▶ [Exercise instructions] Print the data that follows exactly.

▶ [Exercise inputs]
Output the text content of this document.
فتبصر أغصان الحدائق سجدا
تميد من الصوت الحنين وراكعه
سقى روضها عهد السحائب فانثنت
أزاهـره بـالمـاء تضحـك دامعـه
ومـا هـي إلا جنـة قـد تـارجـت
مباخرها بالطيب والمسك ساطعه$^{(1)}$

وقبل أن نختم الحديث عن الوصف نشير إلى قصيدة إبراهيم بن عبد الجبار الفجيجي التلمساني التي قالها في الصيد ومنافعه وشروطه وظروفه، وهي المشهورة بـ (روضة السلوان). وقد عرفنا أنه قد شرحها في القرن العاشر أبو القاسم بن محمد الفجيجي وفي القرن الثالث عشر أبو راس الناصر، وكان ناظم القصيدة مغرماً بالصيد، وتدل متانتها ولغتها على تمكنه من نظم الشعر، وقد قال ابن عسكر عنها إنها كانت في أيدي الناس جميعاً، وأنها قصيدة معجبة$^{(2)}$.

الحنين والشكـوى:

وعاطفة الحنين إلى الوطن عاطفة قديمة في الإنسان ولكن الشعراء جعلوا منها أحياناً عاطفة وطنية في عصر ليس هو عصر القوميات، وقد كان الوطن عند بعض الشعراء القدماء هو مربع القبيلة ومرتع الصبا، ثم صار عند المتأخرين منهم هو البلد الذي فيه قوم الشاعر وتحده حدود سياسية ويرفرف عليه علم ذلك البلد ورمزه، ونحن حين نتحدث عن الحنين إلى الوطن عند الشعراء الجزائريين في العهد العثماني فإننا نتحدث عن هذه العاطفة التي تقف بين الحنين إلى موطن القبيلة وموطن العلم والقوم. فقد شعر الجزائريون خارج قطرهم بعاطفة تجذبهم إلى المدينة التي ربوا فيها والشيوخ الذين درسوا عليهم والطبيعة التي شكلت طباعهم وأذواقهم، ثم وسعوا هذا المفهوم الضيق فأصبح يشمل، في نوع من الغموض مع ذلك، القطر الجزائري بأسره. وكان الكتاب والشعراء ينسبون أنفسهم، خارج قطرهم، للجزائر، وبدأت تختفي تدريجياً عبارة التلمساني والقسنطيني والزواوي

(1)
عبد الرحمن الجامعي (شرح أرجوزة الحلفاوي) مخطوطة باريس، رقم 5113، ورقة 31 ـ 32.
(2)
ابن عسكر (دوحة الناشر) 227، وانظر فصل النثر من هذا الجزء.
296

▶ [Exercise answer]
Output the text content of this document.
فتبصر أغصان الحدائق سجدا
تميد من الصوت الحنين وراكعه
سقى روضها عهد السحائب فانثنت
أزاهـره بـالمـاء تضحـك دامعـه
ومـا هـي إلا جنـة قـد تـارجـت
مباخرها بالطيب والمسك ساطعه$^{(1)}$

وقبل أن نختم الحديث عن الوصف نشير إلى قصيدة إبراهيم بن عبد الجبار الفجيجي التلمساني التي قالها في الصيد ومنافعه وشروطه وظروفه، وهي المشهورة بـ (روضة السلوان). وقد عرفنا أنه قد شرحها في القرن العاشر أبو القاسم بن محمد الفجيجي وفي القرن الثالث عشر أبو راس الناصر، وكان ناظم القصيدة مغرماً بالصيد، وتدل متانتها ولغتها على تمكنه من نظم الشعر، وقد قال ابن عسكر عنها إنها كانت في أيدي الناس جميعاً، وأنها قصيدة معجبة$^{(2)}$.

الحنين والشكـوى:

وعاطفة الحنين إلى الوطن عاطفة قديمة في الإنسان ولكن الشعراء جعلوا منها أحياناً عاطفة وطنية في عصر ليس هو عصر القوميات، وقد كان الوطن عند بعض الشعراء القدماء هو مربع القبيلة ومرتع الصبا، ثم صار عند المتأخرين منهم هو البلد الذي فيه قوم الشاعر وتحده حدود سياسية ويرفرف عليه علم ذلك البلد ورمزه، ونحن حين نتحدث عن الحنين إلى الوطن عند الشعراء الجزائريين في العهد العثماني فإننا نتحدث عن هذه العاطفة التي تقف بين الحنين إلى موطن القبيلة وموطن العلم والقوم. فقد شعر الجزائريون خارج قطرهم بعاطفة تجذبهم إلى المدينة التي ربوا فيها والشيوخ الذين درسوا عليهم والطبيعة التي شكلت طباعهم وأذواقهم، ثم وسعوا هذا المفهوم الضيق فأصبح يشمل، في نوع من الغموض مع ذلك، القطر الجزائري بأسره. وكان الكتاب والشعراء ينسبون أنفسهم، خارج قطرهم، للجزائر، وبدأت تختفي تدريجياً عبارة التلمساني والقسنطيني والزواوي

(1)
عبد الرحمن الجامعي (شرح أرجوزة الحلفاوي) مخطوطة باريس، رقم 5113، ورقة 31 ـ 32.
(2)
ابن عسكر (دوحة الناشر) 227، وانظر فصل النثر من هذا الجزء.
296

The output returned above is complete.